___ Listed entries

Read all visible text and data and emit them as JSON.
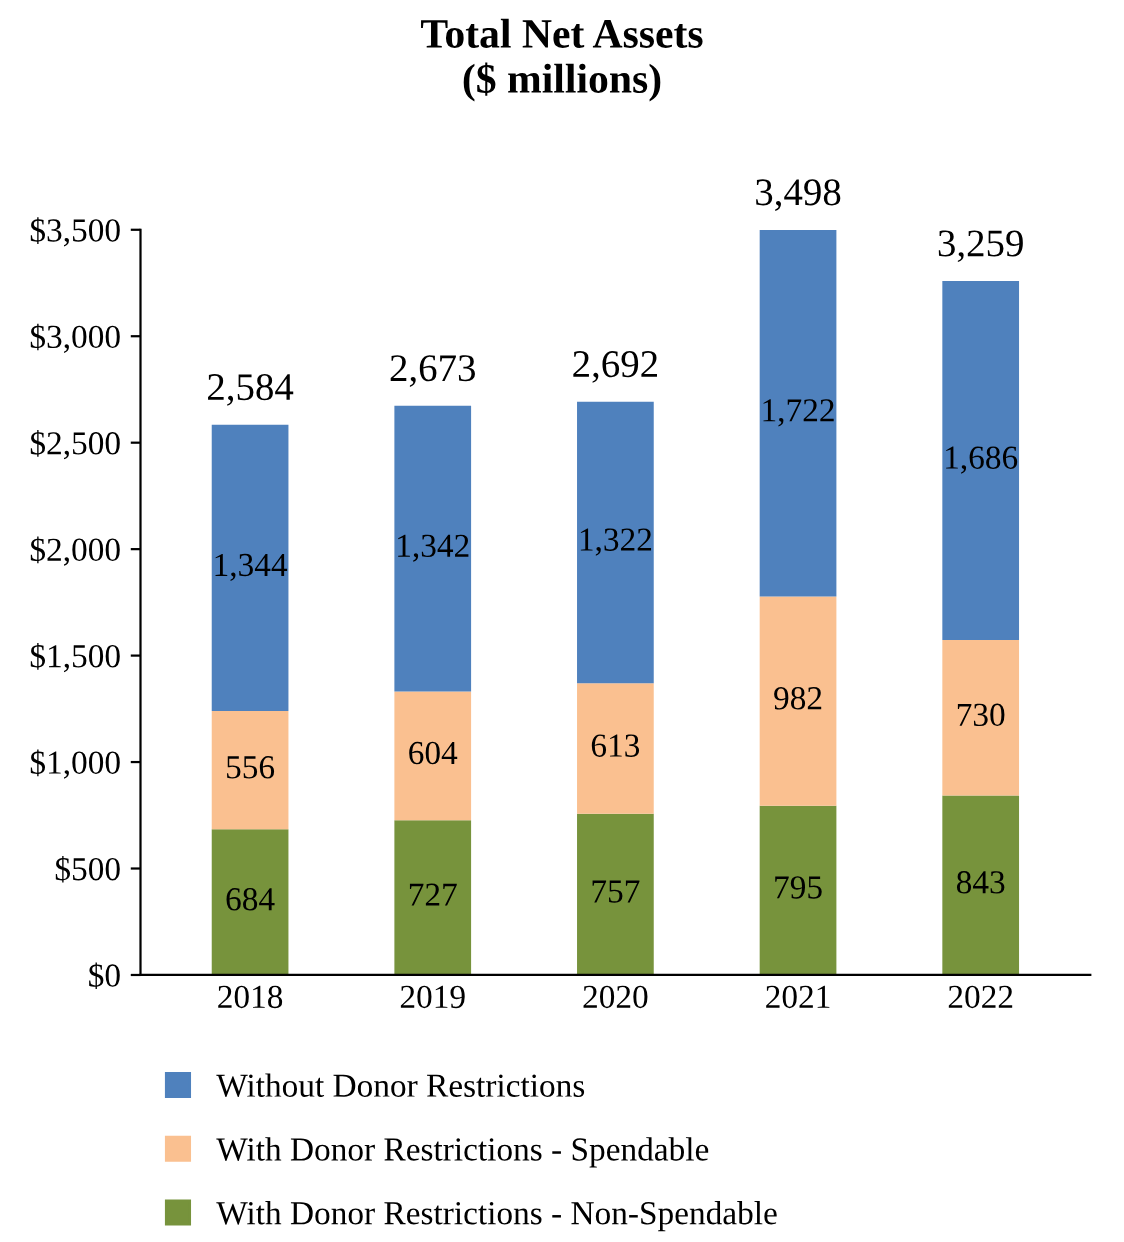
{
  "chart_data": {
    "type": "bar",
    "title": "Total Net Assets\n($ millions)",
    "stacked": true,
    "categories": [
      "2018",
      "2019",
      "2020",
      "2021",
      "2022"
    ],
    "series": [
      {
        "name": "With Donor Restrictions - Non-Spendable",
        "color": "#77933c",
        "values": [
          684,
          727,
          757,
          795,
          843
        ],
        "value_labels": [
          "684",
          "727",
          "757",
          "795",
          "843"
        ]
      },
      {
        "name": "With Donor Restrictions - Spendable",
        "color": "#fac090",
        "values": [
          556,
          604,
          613,
          982,
          730
        ],
        "value_labels": [
          "556",
          "604",
          "613",
          "982",
          "730"
        ]
      },
      {
        "name": "Without Donor Restrictions",
        "color": "#4f81bd",
        "values": [
          1344,
          1342,
          1322,
          1722,
          1686
        ],
        "value_labels": [
          "1,344",
          "1,342",
          "1,322",
          "1,722",
          "1,686"
        ]
      }
    ],
    "totals": [
      "2,584",
      "2,673",
      "2,692",
      "3,498",
      "3,259"
    ],
    "ylim": [
      0,
      3500
    ],
    "yticks": [
      {
        "value": 0,
        "label": "$0"
      },
      {
        "value": 500,
        "label": "$500"
      },
      {
        "value": 1000,
        "label": "$1,000"
      },
      {
        "value": 1500,
        "label": "$1,500"
      },
      {
        "value": 2000,
        "label": "$2,000"
      },
      {
        "value": 2500,
        "label": "$2,500"
      },
      {
        "value": 3000,
        "label": "$3,000"
      },
      {
        "value": 3500,
        "label": "$3,500"
      }
    ],
    "grid": false,
    "legend": "bottom"
  }
}
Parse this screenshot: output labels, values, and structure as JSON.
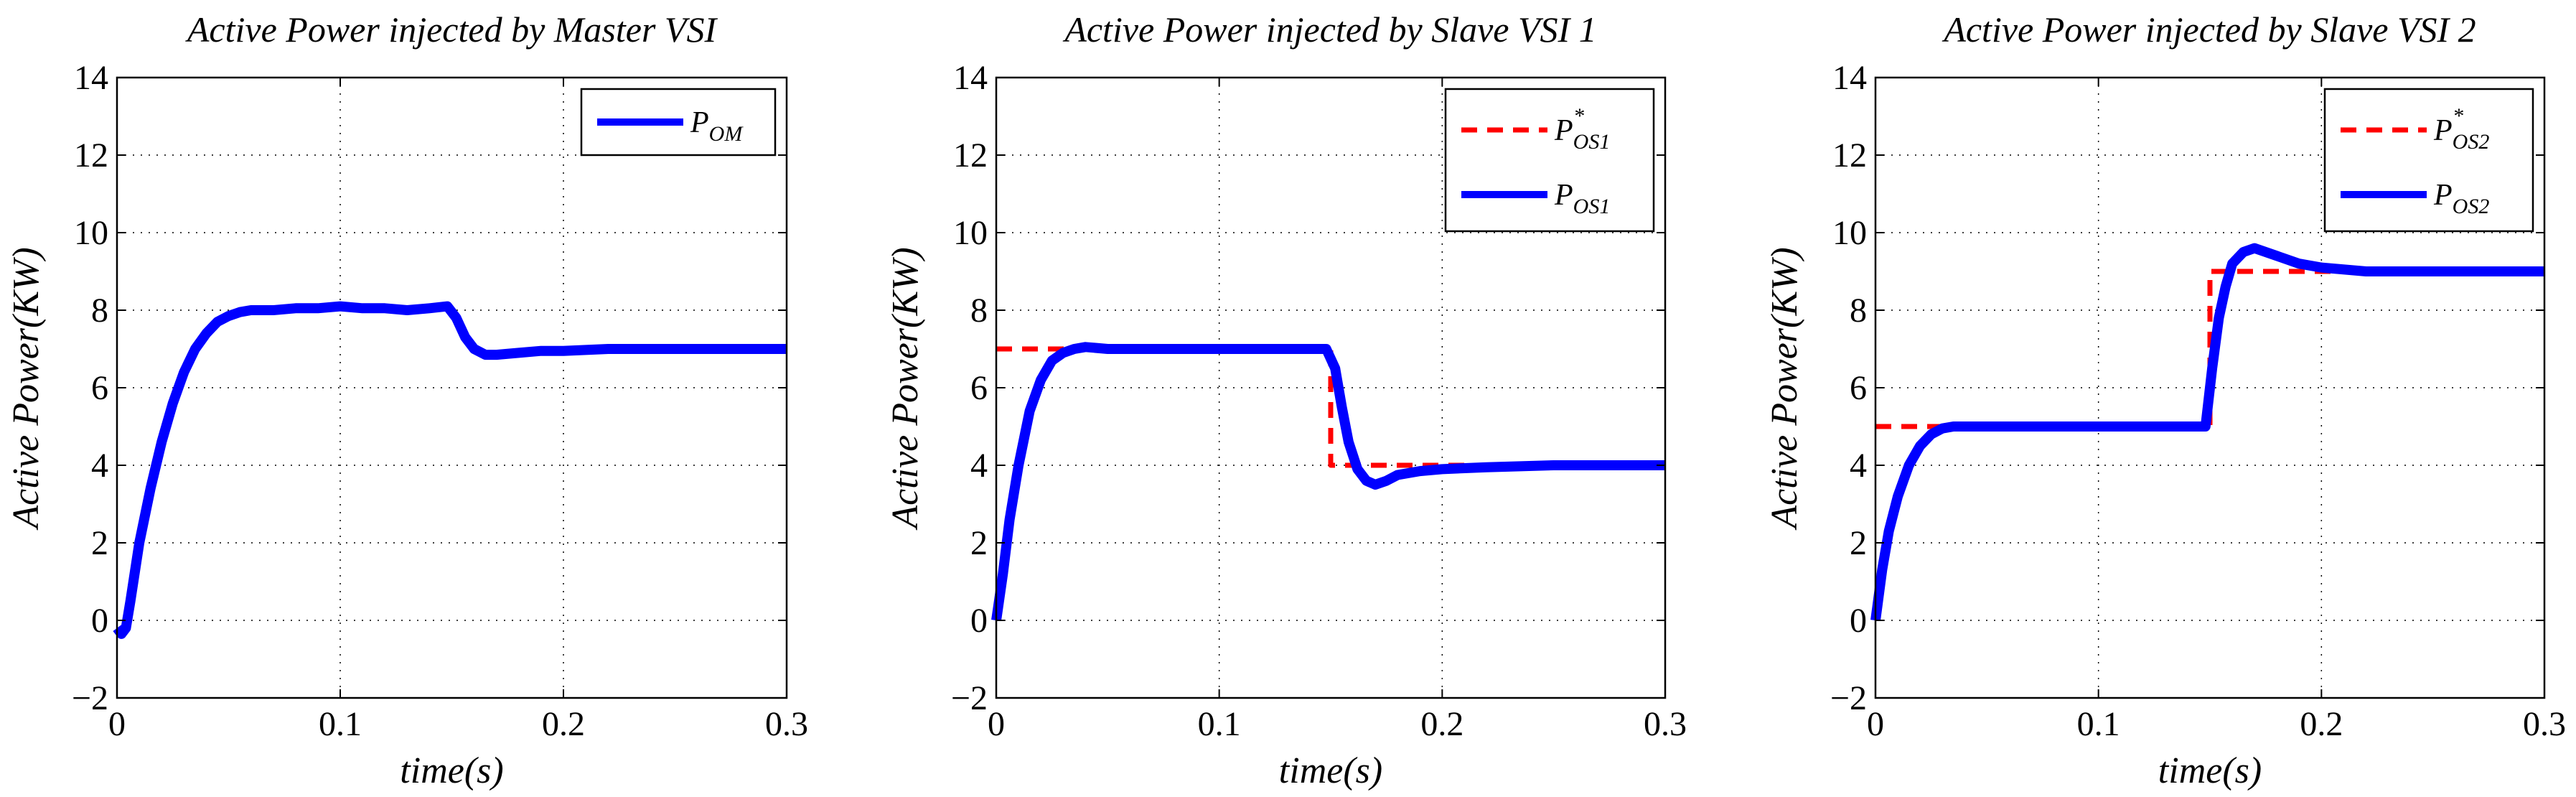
{
  "chart_data": [
    {
      "type": "line",
      "title": "Active Power injected by Master VSI",
      "xlabel": "time(s)",
      "ylabel": "Active Power(KW)",
      "xlim": [
        0,
        0.3
      ],
      "ylim": [
        -2,
        14
      ],
      "xticks": [
        0,
        0.1,
        0.2,
        0.3
      ],
      "xtick_labels": [
        "0",
        "0.1",
        "0.2",
        "0.3"
      ],
      "yticks": [
        -2,
        0,
        2,
        4,
        6,
        8,
        10,
        12,
        14
      ],
      "ytick_labels": [
        "−2",
        "0",
        "2",
        "4",
        "6",
        "8",
        "10",
        "12",
        "14"
      ],
      "grid": true,
      "legend_position": "top-right",
      "series": [
        {
          "legend_main": "P",
          "legend_sub": "OM",
          "legend_sup": "",
          "color": "#0000ff",
          "style": "solid",
          "x": [
            0,
            0.002,
            0.004,
            0.006,
            0.01,
            0.015,
            0.02,
            0.025,
            0.03,
            0.035,
            0.04,
            0.045,
            0.05,
            0.055,
            0.06,
            0.07,
            0.08,
            0.09,
            0.1,
            0.11,
            0.12,
            0.13,
            0.14,
            0.148,
            0.152,
            0.156,
            0.16,
            0.165,
            0.17,
            0.18,
            0.19,
            0.2,
            0.22,
            0.25,
            0.3
          ],
          "y": [
            -0.2,
            -0.35,
            -0.2,
            0.5,
            2.0,
            3.4,
            4.6,
            5.6,
            6.4,
            7.0,
            7.4,
            7.7,
            7.85,
            7.95,
            8.0,
            8.0,
            8.05,
            8.05,
            8.1,
            8.05,
            8.05,
            8.0,
            8.05,
            8.1,
            7.8,
            7.3,
            7.0,
            6.85,
            6.85,
            6.9,
            6.95,
            6.95,
            7.0,
            7.0,
            7.0
          ]
        }
      ]
    },
    {
      "type": "line",
      "title": "Active Power injected by Slave VSI 1",
      "xlabel": "time(s)",
      "ylabel": "Active Power(KW)",
      "xlim": [
        0,
        0.3
      ],
      "ylim": [
        -2,
        14
      ],
      "xticks": [
        0,
        0.1,
        0.2,
        0.3
      ],
      "xtick_labels": [
        "0",
        "0.1",
        "0.2",
        "0.3"
      ],
      "yticks": [
        -2,
        0,
        2,
        4,
        6,
        8,
        10,
        12,
        14
      ],
      "ytick_labels": [
        "−2",
        "0",
        "2",
        "4",
        "6",
        "8",
        "10",
        "12",
        "14"
      ],
      "grid": true,
      "legend_position": "top-right",
      "series": [
        {
          "legend_main": "P",
          "legend_sub": "OS1",
          "legend_sup": "*",
          "color": "#ff0000",
          "style": "dashed",
          "x": [
            0,
            0.15,
            0.15,
            0.3
          ],
          "y": [
            7,
            7,
            4,
            4
          ]
        },
        {
          "legend_main": "P",
          "legend_sub": "OS1",
          "legend_sup": "",
          "color": "#0000ff",
          "style": "solid",
          "x": [
            0,
            0.003,
            0.006,
            0.01,
            0.015,
            0.02,
            0.025,
            0.03,
            0.035,
            0.04,
            0.05,
            0.06,
            0.08,
            0.1,
            0.12,
            0.14,
            0.148,
            0.152,
            0.155,
            0.158,
            0.162,
            0.166,
            0.17,
            0.175,
            0.18,
            0.19,
            0.2,
            0.22,
            0.25,
            0.3
          ],
          "y": [
            0,
            1.2,
            2.6,
            4.0,
            5.4,
            6.2,
            6.7,
            6.9,
            7.0,
            7.05,
            7.0,
            7.0,
            7.0,
            7.0,
            7.0,
            7.0,
            7.0,
            6.5,
            5.5,
            4.6,
            3.9,
            3.6,
            3.5,
            3.6,
            3.75,
            3.85,
            3.9,
            3.95,
            4.0,
            4.0
          ]
        }
      ]
    },
    {
      "type": "line",
      "title": "Active Power injected by Slave VSI 2",
      "xlabel": "time(s)",
      "ylabel": "Active Power(KW)",
      "xlim": [
        0,
        0.3
      ],
      "ylim": [
        -2,
        14
      ],
      "xticks": [
        0,
        0.1,
        0.2,
        0.3
      ],
      "xtick_labels": [
        "0",
        "0.1",
        "0.2",
        "0.3"
      ],
      "yticks": [
        -2,
        0,
        2,
        4,
        6,
        8,
        10,
        12,
        14
      ],
      "ytick_labels": [
        "−2",
        "0",
        "2",
        "4",
        "6",
        "8",
        "10",
        "12",
        "14"
      ],
      "grid": true,
      "legend_position": "top-right",
      "series": [
        {
          "legend_main": "P",
          "legend_sub": "OS2",
          "legend_sup": "*",
          "color": "#ff0000",
          "style": "dashed",
          "x": [
            0,
            0.15,
            0.15,
            0.3
          ],
          "y": [
            5,
            5,
            9,
            9
          ]
        },
        {
          "legend_main": "P",
          "legend_sub": "OS2",
          "legend_sup": "",
          "color": "#0000ff",
          "style": "solid",
          "x": [
            0,
            0.003,
            0.006,
            0.01,
            0.015,
            0.02,
            0.025,
            0.03,
            0.035,
            0.04,
            0.05,
            0.06,
            0.08,
            0.1,
            0.12,
            0.14,
            0.148,
            0.151,
            0.154,
            0.157,
            0.16,
            0.165,
            0.17,
            0.18,
            0.19,
            0.2,
            0.22,
            0.25,
            0.3
          ],
          "y": [
            0,
            1.3,
            2.3,
            3.2,
            4.0,
            4.5,
            4.8,
            4.95,
            5.0,
            5.0,
            5.0,
            5.0,
            5.0,
            5.0,
            5.0,
            5.0,
            5.0,
            6.5,
            7.8,
            8.6,
            9.2,
            9.5,
            9.6,
            9.4,
            9.2,
            9.1,
            9.0,
            9.0,
            9.0
          ]
        }
      ]
    }
  ]
}
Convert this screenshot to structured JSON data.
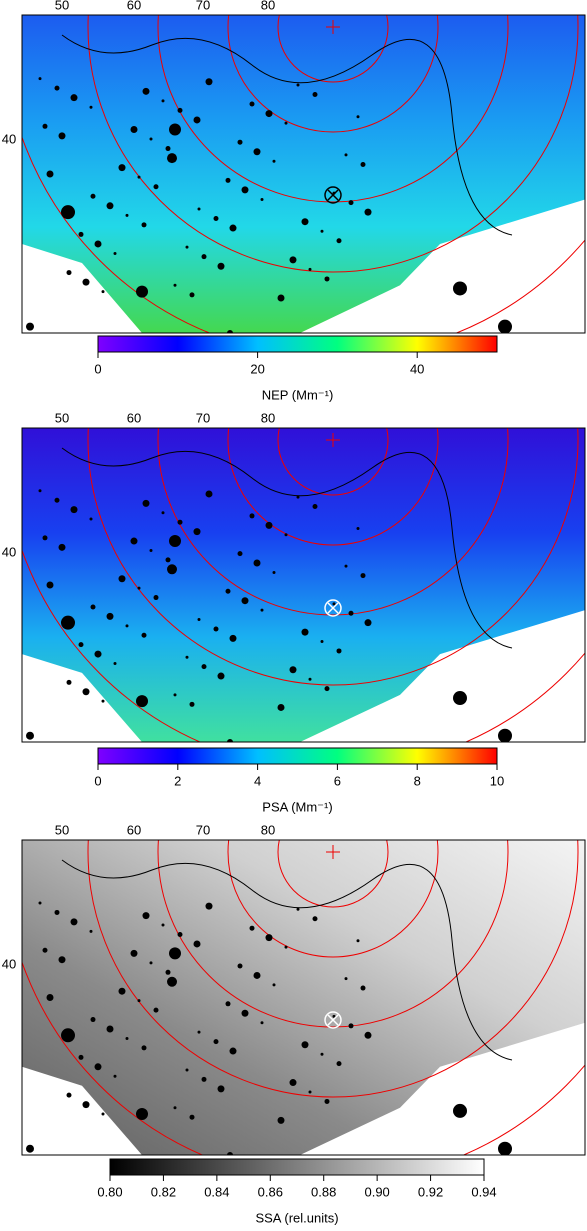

______

**Written task**. Gather each line that holds "this".

**Result**.
Parse this screenshot: output labels, values, and structure as JSON.
Convert this screenshot to structured JSON data.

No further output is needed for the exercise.